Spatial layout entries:
%%

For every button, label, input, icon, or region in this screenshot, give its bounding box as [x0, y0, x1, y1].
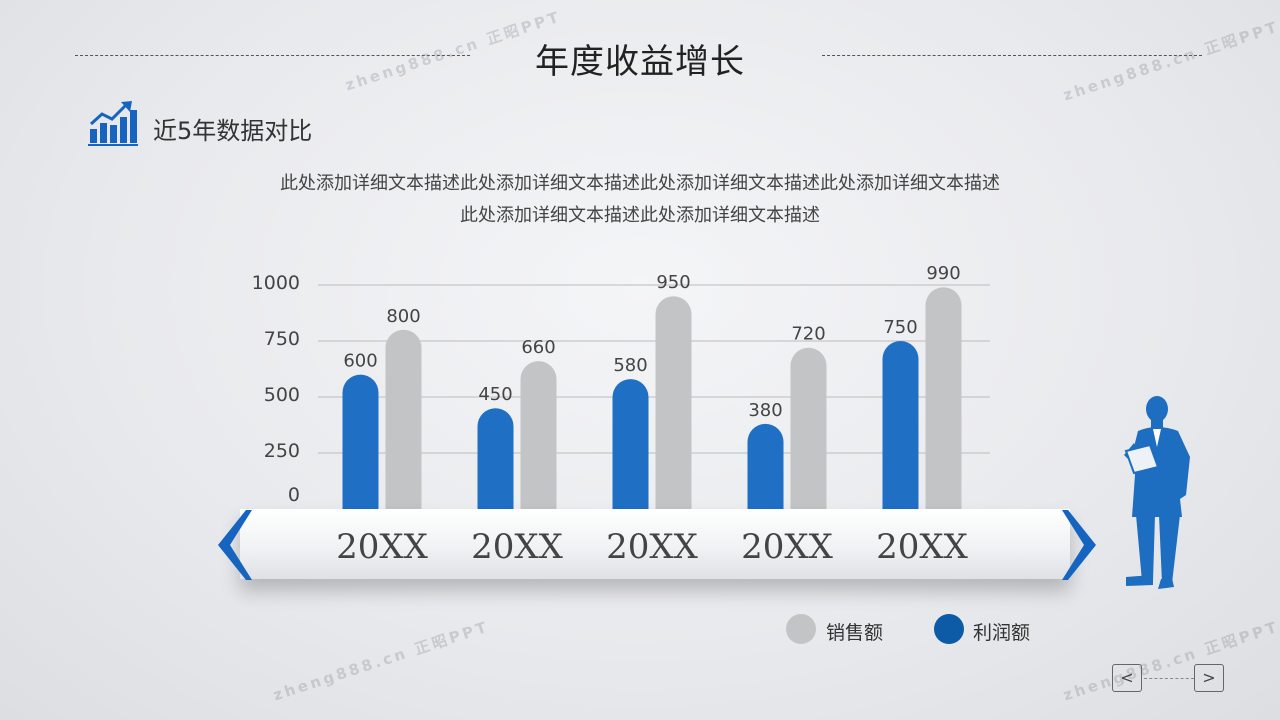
data-label: 580: [613, 355, 647, 376]
data-label: 750: [883, 317, 917, 338]
y-tick-label: 0: [288, 484, 300, 506]
ribbon-left-arrow: [218, 510, 252, 580]
data-label: 380: [748, 400, 782, 421]
category-label: 20XX: [741, 527, 833, 567]
bar-profit: [612, 379, 649, 509]
y-tick-label: 750: [264, 328, 300, 350]
legend-label-profit: 利润额: [973, 622, 1031, 644]
category-axis: 20XX 20XX 20XX 20XX 20XX: [240, 509, 1070, 579]
section-title: 近5年数据对比: [153, 117, 313, 145]
ribbon-right-arrow: [1062, 510, 1096, 580]
y-tick-label: 250: [264, 440, 300, 462]
bar-profit: [747, 423, 784, 509]
data-label: 720: [791, 324, 825, 345]
bar-sales: [790, 347, 827, 509]
legend-label-sales: 销售额: [826, 622, 884, 644]
data-label: 660: [521, 337, 555, 358]
nav-divider: [1144, 678, 1194, 679]
y-tick-label: 1000: [252, 272, 300, 294]
y-tick-label: 500: [264, 384, 300, 406]
data-label: 450: [478, 384, 512, 405]
data-label: 600: [343, 351, 377, 372]
category-label: 20XX: [606, 527, 698, 567]
year-ribbon: [240, 509, 1070, 579]
legend-swatch-sales: [786, 614, 816, 644]
page-title: 年度收益增长: [535, 42, 745, 82]
category-label: 20XX: [876, 527, 968, 567]
prev-slide-button[interactable]: <: [1112, 664, 1142, 692]
chevron-left-icon: <: [1120, 668, 1134, 687]
data-label: 990: [926, 263, 960, 284]
description-line-1: 此处添加详细文本描述此处添加详细文本描述此处添加详细文本描述此处添加详细文本描述: [280, 173, 1000, 194]
legend-swatch-profit: [934, 614, 964, 644]
bar-sales: [925, 287, 962, 509]
bar-sales: [655, 296, 692, 509]
bar-sales: [520, 361, 557, 509]
bar-chart-trend-icon: [88, 101, 138, 146]
bar-profit: [342, 374, 379, 509]
data-label: 950: [656, 272, 690, 293]
bar-profit: [882, 341, 919, 509]
title-divider-right: [822, 55, 1202, 56]
description-line-2: 此处添加详细文本描述此处添加详细文本描述: [460, 205, 820, 226]
chevron-right-icon: >: [1202, 668, 1216, 687]
title-divider-left: [75, 55, 470, 56]
bar-profit: [477, 408, 514, 509]
category-label: 20XX: [471, 527, 563, 567]
bar-sales: [385, 329, 422, 509]
businessman-silhouette-icon: [1124, 396, 1190, 589]
category-label: 20XX: [336, 527, 428, 567]
data-label: 800: [386, 306, 420, 327]
next-slide-button[interactable]: >: [1194, 664, 1224, 692]
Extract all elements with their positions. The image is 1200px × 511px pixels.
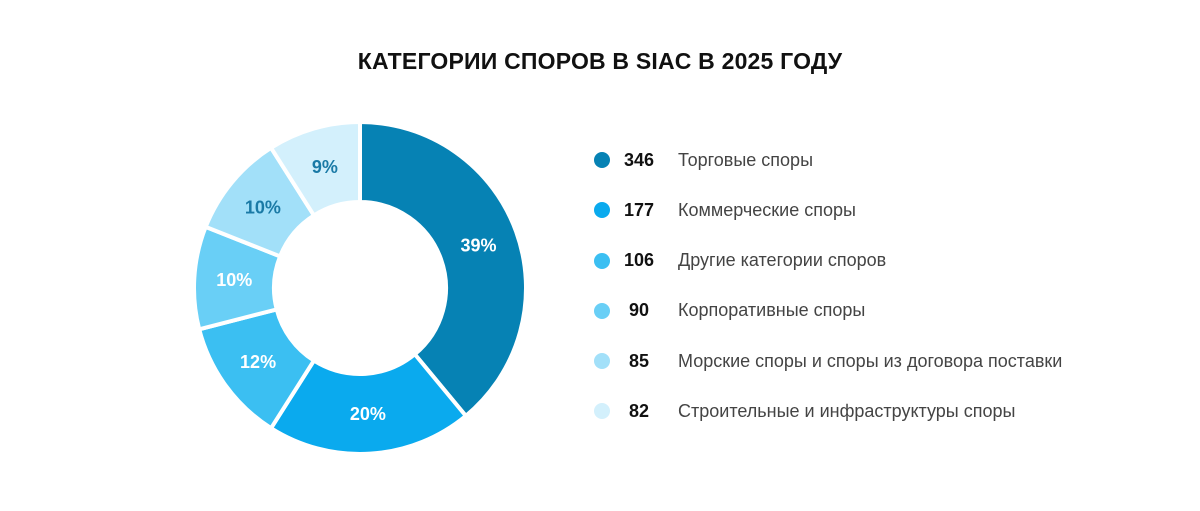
donut-slice-5 <box>268 119 362 219</box>
legend-count-3: 90 <box>628 300 650 321</box>
slice-label-0: 39% <box>461 235 497 255</box>
legend-swatch-4 <box>594 353 610 370</box>
legend-count-5: 82 <box>628 400 650 421</box>
donut-slice-1 <box>268 351 469 456</box>
legend-item-1: 177 Коммерческие споры <box>594 195 1062 225</box>
legend-count-0: 346 <box>623 149 655 170</box>
legend-count-1: 177 <box>623 199 655 220</box>
legend-item-0: 346 Торговые споры <box>594 145 1062 175</box>
legend-item-5: 82 Строительные и инфраструктуры споры <box>594 396 1062 426</box>
slice-label-5: 9% <box>312 157 338 177</box>
donut-slice-0 <box>358 119 528 419</box>
legend-label-1: Коммерческие споры <box>678 199 856 220</box>
legend: 346 Торговые споры 177 Коммерческие споры 10… <box>594 145 1062 447</box>
legend-count-2: 106 <box>623 250 655 271</box>
legend-label-2: Другие категории споров <box>678 250 887 271</box>
legend-swatch-3 <box>594 302 610 319</box>
chart-title: КАТЕГОРИИ СПОРОВ В SIAC В 2025 ГОДУ <box>357 48 843 74</box>
slice-label-3: 10% <box>216 270 252 290</box>
donut-chart: 39% 20% 12% 10% 10% 9% <box>192 119 528 456</box>
legend-label-5: Строительные и инфраструктуры споры <box>678 400 1016 421</box>
slice-label-2: 12% <box>240 352 276 372</box>
legend-swatch-2 <box>594 252 610 269</box>
slice-label-1: 20% <box>350 404 386 424</box>
legend-item-4: 85 Морские споры и споры из договора пост… <box>594 346 1062 376</box>
slice-label-4: 10% <box>245 198 281 218</box>
legend-label-4: Морские споры и споры из договора постав… <box>678 350 1063 371</box>
legend-swatch-5 <box>594 403 610 420</box>
legend-item-3: 90 Корпоративные споры <box>594 296 1062 326</box>
legend-count-4: 85 <box>628 350 650 371</box>
legend-item-2: 106 Другие категории споров <box>594 246 1062 276</box>
legend-swatch-0 <box>594 152 610 168</box>
legend-swatch-1 <box>594 202 610 219</box>
legend-label-3: Корпоративные споры <box>678 300 866 321</box>
legend-label-0: Торговые споры <box>678 149 814 170</box>
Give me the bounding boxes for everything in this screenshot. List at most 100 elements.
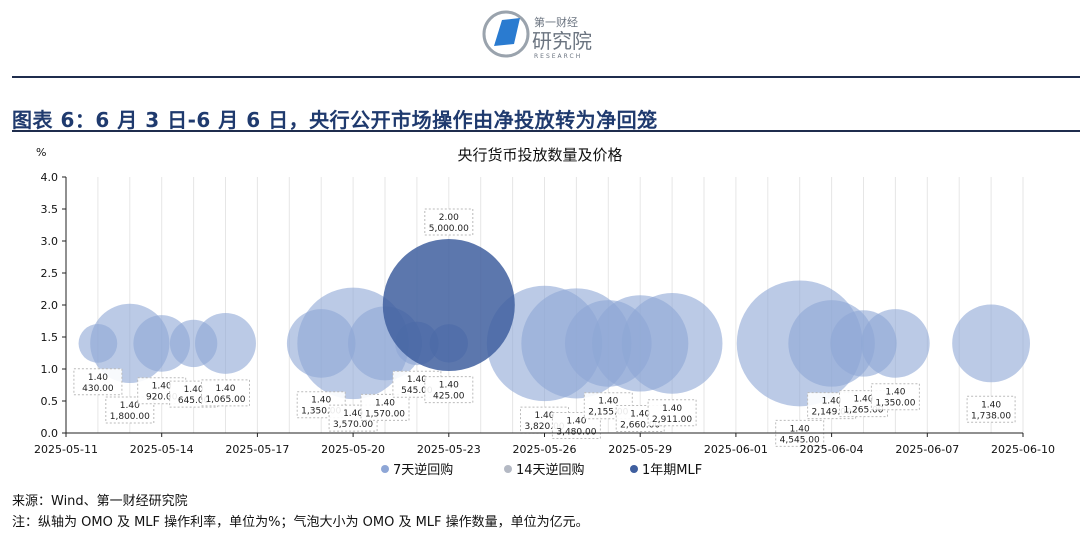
bubble bbox=[382, 239, 515, 371]
data-label-box bbox=[360, 393, 410, 421]
title-rule bbox=[12, 130, 1080, 132]
x-tick-label: 2025-05-26 bbox=[513, 443, 577, 456]
logo-text-sub: RESEARCH bbox=[534, 53, 582, 60]
y-tick-label: 0.0 bbox=[41, 427, 59, 440]
x-tick-label: 2025-05-14 bbox=[130, 443, 194, 456]
x-tick-label: 2025-05-11 bbox=[34, 443, 98, 456]
data-label: 1.402,911.00 bbox=[647, 399, 697, 427]
data-label: 1.401,570.00 bbox=[360, 393, 410, 421]
data-label-box bbox=[73, 368, 123, 396]
data-label-amount: 1,800.00 bbox=[110, 412, 150, 422]
x-tick-label: 2025-05-29 bbox=[608, 443, 672, 456]
data-label-amount: 4,545.00 bbox=[780, 435, 820, 445]
data-label-rate: 1.40 bbox=[215, 384, 235, 394]
data-label-rate: 1.40 bbox=[822, 397, 842, 407]
data-label-amount: 2,155.00 bbox=[588, 408, 628, 418]
data-label-rate: 1.40 bbox=[566, 416, 586, 426]
y-tick-label: 3.0 bbox=[41, 235, 59, 248]
data-label-amount: 3,820.00 bbox=[524, 422, 564, 432]
data-label: 1.401,350.00 bbox=[870, 383, 920, 411]
data-label-amount: 1,350.00 bbox=[301, 407, 341, 417]
data-label-rate: 1.40 bbox=[981, 400, 1001, 410]
source-text: 来源：Wind、第一财经研究院 bbox=[12, 494, 188, 509]
data-label-box bbox=[424, 208, 474, 236]
logo-text-top: 第一财经 bbox=[534, 15, 578, 29]
data-label-rate: 1.40 bbox=[184, 385, 204, 395]
legend-marker bbox=[381, 465, 389, 473]
bubble bbox=[621, 293, 723, 394]
data-label-amount: 3,570.00 bbox=[333, 420, 373, 430]
y-tick-label: 2.5 bbox=[41, 267, 59, 280]
legend-label: 14天逆回购 bbox=[516, 462, 585, 478]
logo-ring-icon bbox=[482, 10, 530, 58]
data-label-amount: 645.00 bbox=[178, 396, 210, 406]
data-label-rate: 1.40 bbox=[662, 404, 682, 414]
data-label-box bbox=[647, 399, 697, 427]
data-label-box bbox=[201, 379, 250, 407]
x-tick-label: 2025-06-10 bbox=[991, 443, 1055, 456]
top-rule bbox=[12, 76, 1080, 78]
data-label-box bbox=[424, 376, 474, 404]
data-label-rate: 1.40 bbox=[630, 410, 650, 420]
data-label-rate: 1.40 bbox=[407, 375, 427, 385]
bubble bbox=[861, 309, 930, 378]
x-tick-label: 2025-05-17 bbox=[225, 443, 289, 456]
data-label-rate: 1.40 bbox=[88, 373, 108, 383]
data-label-rate: 1.40 bbox=[152, 382, 172, 392]
legend-marker bbox=[504, 465, 512, 473]
figure-title: 图表 6：6 月 3 日-6 月 6 日，央行公开市场操作由净投放转为净回笼 bbox=[12, 108, 658, 132]
data-label: 1.401,738.00 bbox=[966, 395, 1016, 423]
data-label: 2.005,000.00 bbox=[424, 208, 474, 236]
data-label-amount: 2,149.00 bbox=[812, 408, 852, 418]
y-tick-label: 0.5 bbox=[41, 395, 59, 408]
data-label-rate: 1.40 bbox=[439, 381, 459, 391]
data-label-rate: 1.40 bbox=[885, 388, 905, 398]
x-tick-label: 2025-05-20 bbox=[321, 443, 385, 456]
data-label-amount: 1,265.00 bbox=[843, 406, 883, 416]
legend-marker bbox=[630, 465, 638, 473]
y-axis-label: % bbox=[36, 146, 46, 159]
y-tick-label: 1.5 bbox=[41, 331, 59, 344]
data-label-box bbox=[966, 395, 1016, 423]
x-tick-label: 2025-06-01 bbox=[704, 443, 768, 456]
bubble bbox=[952, 304, 1031, 383]
legend-label: 1年期MLF bbox=[642, 463, 702, 478]
data-label: 1.401,065.00 bbox=[201, 379, 250, 407]
data-label-rate: 1.40 bbox=[343, 409, 363, 419]
data-label-rate: 1.40 bbox=[598, 397, 618, 407]
y-tick-label: 3.5 bbox=[41, 203, 59, 216]
note-text: 注：纵轴为 OMO 及 MLF 操作利率，单位为%；气泡大小为 OMO 及 ML… bbox=[12, 515, 589, 530]
x-tick-label: 2025-06-07 bbox=[895, 443, 959, 456]
logo: 第一财经 研究院 RESEARCH bbox=[482, 10, 592, 60]
chart-title: 央行货币投放数量及价格 bbox=[457, 146, 622, 164]
data-label-amount: 425.00 bbox=[433, 392, 465, 402]
data-label: 1.401,350.00 bbox=[296, 391, 346, 419]
data-label-amount: 545.00 bbox=[401, 386, 433, 396]
y-tick-label: 4.0 bbox=[41, 171, 59, 184]
data-label-rate: 1.40 bbox=[534, 411, 554, 421]
logo-text-main: 研究院 bbox=[532, 29, 592, 53]
data-label-amount: 3,480.00 bbox=[556, 427, 596, 437]
data-label-rate: 1.40 bbox=[790, 424, 810, 434]
data-label-amount: 430.00 bbox=[82, 384, 114, 394]
data-label-amount: 1,065.00 bbox=[205, 395, 245, 405]
data-label-box bbox=[870, 383, 920, 411]
logo-book-icon bbox=[494, 18, 520, 46]
data-label-rate: 1.40 bbox=[375, 398, 395, 408]
data-label-rate: 1.40 bbox=[311, 396, 331, 406]
data-label-rate: 1.40 bbox=[120, 401, 140, 411]
data-label-amount: 1,570.00 bbox=[365, 409, 405, 419]
data-label-rate: 2.00 bbox=[439, 213, 459, 223]
x-tick-label: 2025-05-23 bbox=[417, 443, 481, 456]
bubble bbox=[195, 312, 256, 374]
data-label-amount: 5,000.00 bbox=[429, 224, 469, 234]
data-label-amount: 1,350.00 bbox=[875, 399, 915, 409]
y-tick-label: 1.0 bbox=[41, 363, 59, 376]
data-label-amount: 2,911.00 bbox=[652, 415, 692, 425]
legend-label: 7天逆回购 bbox=[393, 462, 453, 478]
data-label-amount: 920.00 bbox=[146, 393, 178, 403]
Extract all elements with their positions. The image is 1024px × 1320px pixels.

%%

→ **To do**:
Retype the part of the entries that opens with the line containing "bubble bbox=[382, 239, 515, 371]" and closes with the line containing "data-label: 1.401,350.00 bbox=[870, 383, 920, 411]", keeping each line the same.

→ **The response**:
bubble bbox=[382, 239, 515, 371]
data-label-box bbox=[360, 393, 410, 421]
title-rule bbox=[12, 130, 1080, 132]
x-tick-label: 2025-05-26 bbox=[513, 443, 577, 456]
logo-text-sub: RESEARCH bbox=[534, 53, 582, 60]
y-tick-label: 0.0 bbox=[41, 427, 59, 440]
x-tick-label: 2025-05-14 bbox=[130, 443, 194, 456]
x-tick-label: 2025-05-11 bbox=[34, 443, 98, 456]
data-label: 1.402,911.00 bbox=[647, 399, 697, 427]
data-label: 1.401,570.00 bbox=[360, 393, 410, 421]
data-label-box bbox=[73, 368, 123, 396]
data-label-amount: 1,800.00 bbox=[110, 412, 150, 422]
x-tick-label: 2025-05-29 bbox=[608, 443, 672, 456]
data-label-amount: 4,545.00 bbox=[780, 435, 820, 445]
data-label-rate: 1.40 bbox=[215, 384, 235, 394]
data-label-rate: 1.40 bbox=[822, 397, 842, 407]
data-label-amount: 2,155.00 bbox=[588, 408, 628, 418]
data-label-rate: 1.40 bbox=[566, 416, 586, 426]
y-tick-label: 3.0 bbox=[41, 235, 59, 248]
data-label-amount: 3,820.00 bbox=[524, 422, 564, 432]
data-label: 1.401,350.00 bbox=[870, 383, 920, 411]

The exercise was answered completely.